== Provided information ==

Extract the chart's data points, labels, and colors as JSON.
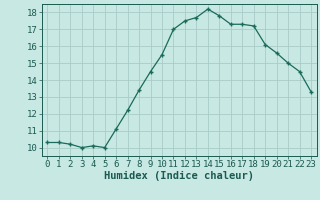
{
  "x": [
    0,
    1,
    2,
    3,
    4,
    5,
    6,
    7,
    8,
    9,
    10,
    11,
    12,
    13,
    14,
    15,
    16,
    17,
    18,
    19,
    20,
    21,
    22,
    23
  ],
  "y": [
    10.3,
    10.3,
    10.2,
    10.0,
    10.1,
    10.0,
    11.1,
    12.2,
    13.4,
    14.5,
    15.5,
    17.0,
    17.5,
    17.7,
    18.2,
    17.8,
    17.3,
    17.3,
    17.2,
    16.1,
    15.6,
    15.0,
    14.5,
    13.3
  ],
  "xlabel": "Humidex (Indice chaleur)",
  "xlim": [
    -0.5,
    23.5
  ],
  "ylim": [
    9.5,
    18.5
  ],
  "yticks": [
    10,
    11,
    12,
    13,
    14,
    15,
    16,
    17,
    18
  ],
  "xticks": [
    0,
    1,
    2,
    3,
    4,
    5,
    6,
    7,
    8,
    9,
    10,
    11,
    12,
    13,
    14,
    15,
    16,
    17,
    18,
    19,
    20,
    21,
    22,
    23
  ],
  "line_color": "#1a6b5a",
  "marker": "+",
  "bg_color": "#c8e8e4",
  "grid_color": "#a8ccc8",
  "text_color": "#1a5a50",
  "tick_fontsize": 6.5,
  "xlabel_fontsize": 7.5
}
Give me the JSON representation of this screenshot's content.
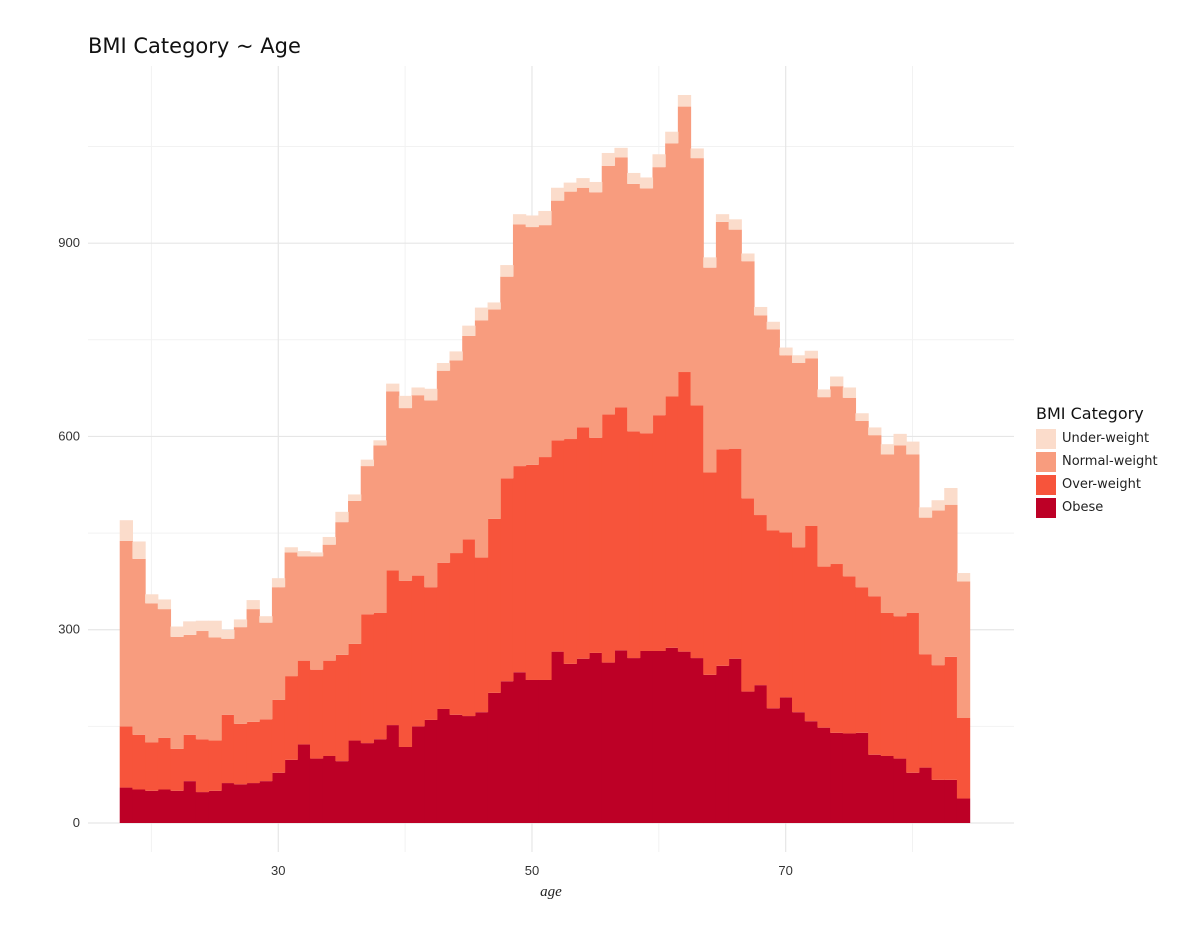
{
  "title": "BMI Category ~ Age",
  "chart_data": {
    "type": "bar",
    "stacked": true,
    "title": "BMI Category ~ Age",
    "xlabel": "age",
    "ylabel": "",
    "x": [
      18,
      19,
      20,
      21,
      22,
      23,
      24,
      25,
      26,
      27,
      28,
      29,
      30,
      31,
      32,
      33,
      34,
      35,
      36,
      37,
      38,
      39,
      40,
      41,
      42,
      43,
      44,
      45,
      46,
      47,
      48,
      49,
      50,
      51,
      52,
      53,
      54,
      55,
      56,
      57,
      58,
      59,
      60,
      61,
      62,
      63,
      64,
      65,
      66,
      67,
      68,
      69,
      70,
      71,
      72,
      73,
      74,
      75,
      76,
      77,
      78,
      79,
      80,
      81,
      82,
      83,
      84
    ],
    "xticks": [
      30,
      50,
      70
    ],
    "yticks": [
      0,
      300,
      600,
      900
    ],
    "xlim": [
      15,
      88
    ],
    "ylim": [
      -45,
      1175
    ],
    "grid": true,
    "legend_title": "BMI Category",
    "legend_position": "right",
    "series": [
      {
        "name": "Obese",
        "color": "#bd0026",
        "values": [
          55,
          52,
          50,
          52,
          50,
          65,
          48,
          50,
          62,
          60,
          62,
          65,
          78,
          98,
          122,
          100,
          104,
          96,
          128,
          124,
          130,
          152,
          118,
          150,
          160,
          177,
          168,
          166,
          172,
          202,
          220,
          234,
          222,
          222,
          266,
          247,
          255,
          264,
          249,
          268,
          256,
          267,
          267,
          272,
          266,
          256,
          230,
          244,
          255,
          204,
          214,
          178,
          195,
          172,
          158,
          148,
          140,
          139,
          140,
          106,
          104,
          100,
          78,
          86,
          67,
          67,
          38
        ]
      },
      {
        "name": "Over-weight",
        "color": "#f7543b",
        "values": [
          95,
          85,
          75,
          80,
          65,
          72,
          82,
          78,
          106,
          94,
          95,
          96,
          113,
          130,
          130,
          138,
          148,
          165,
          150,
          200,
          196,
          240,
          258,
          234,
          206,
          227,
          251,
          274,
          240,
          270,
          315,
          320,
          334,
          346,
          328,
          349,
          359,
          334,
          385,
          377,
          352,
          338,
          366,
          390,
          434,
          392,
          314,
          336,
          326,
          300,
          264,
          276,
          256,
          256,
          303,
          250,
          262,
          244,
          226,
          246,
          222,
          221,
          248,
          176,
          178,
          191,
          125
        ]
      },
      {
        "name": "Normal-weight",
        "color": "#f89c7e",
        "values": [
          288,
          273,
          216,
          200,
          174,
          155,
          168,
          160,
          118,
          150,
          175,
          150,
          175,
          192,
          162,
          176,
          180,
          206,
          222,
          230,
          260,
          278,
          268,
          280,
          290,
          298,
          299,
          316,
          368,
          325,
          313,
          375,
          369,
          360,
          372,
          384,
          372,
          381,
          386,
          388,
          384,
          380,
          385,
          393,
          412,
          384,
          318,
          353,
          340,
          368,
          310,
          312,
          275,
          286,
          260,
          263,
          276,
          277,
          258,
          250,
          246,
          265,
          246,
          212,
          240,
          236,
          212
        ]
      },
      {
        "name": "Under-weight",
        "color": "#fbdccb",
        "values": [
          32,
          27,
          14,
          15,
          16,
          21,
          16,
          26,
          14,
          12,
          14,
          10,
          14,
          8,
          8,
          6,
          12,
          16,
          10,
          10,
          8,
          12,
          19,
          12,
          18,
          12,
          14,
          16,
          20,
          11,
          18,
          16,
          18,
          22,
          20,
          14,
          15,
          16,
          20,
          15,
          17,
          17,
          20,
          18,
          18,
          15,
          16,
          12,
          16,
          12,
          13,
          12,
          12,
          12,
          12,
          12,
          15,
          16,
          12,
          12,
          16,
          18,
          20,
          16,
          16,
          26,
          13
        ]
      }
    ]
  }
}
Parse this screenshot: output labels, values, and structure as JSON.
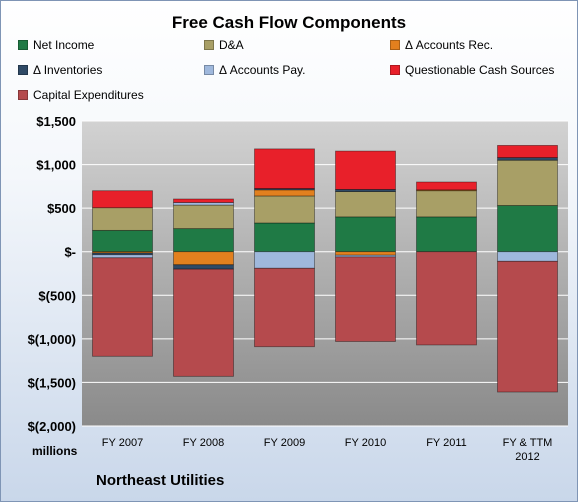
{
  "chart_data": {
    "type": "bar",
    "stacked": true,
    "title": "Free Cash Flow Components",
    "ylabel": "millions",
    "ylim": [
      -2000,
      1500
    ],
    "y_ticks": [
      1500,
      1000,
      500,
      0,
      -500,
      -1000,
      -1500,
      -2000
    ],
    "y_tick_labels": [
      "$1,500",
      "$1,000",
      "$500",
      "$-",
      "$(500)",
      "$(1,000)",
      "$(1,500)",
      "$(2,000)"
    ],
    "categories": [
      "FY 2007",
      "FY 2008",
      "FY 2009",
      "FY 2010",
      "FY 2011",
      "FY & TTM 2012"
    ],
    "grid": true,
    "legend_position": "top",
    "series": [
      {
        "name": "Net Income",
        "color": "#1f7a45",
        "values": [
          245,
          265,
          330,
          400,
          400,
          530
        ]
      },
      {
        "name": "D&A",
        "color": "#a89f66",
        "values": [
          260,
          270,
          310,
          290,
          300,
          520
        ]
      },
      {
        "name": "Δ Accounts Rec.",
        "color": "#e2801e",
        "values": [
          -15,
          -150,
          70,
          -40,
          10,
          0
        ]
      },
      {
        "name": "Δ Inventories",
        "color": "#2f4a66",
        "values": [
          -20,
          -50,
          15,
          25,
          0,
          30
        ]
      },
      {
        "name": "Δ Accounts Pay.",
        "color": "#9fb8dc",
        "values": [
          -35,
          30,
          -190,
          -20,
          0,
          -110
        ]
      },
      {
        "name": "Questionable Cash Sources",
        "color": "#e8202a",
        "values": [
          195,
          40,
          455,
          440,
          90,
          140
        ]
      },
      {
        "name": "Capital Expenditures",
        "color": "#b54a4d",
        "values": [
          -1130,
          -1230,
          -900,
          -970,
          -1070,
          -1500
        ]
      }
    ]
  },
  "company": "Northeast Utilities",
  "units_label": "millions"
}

===

- _Exercise_:
Where does the word "millions" appear? Return each line that holds it.

- _Response below_:
    "ylabel": "millions",
  "units_label": "millions"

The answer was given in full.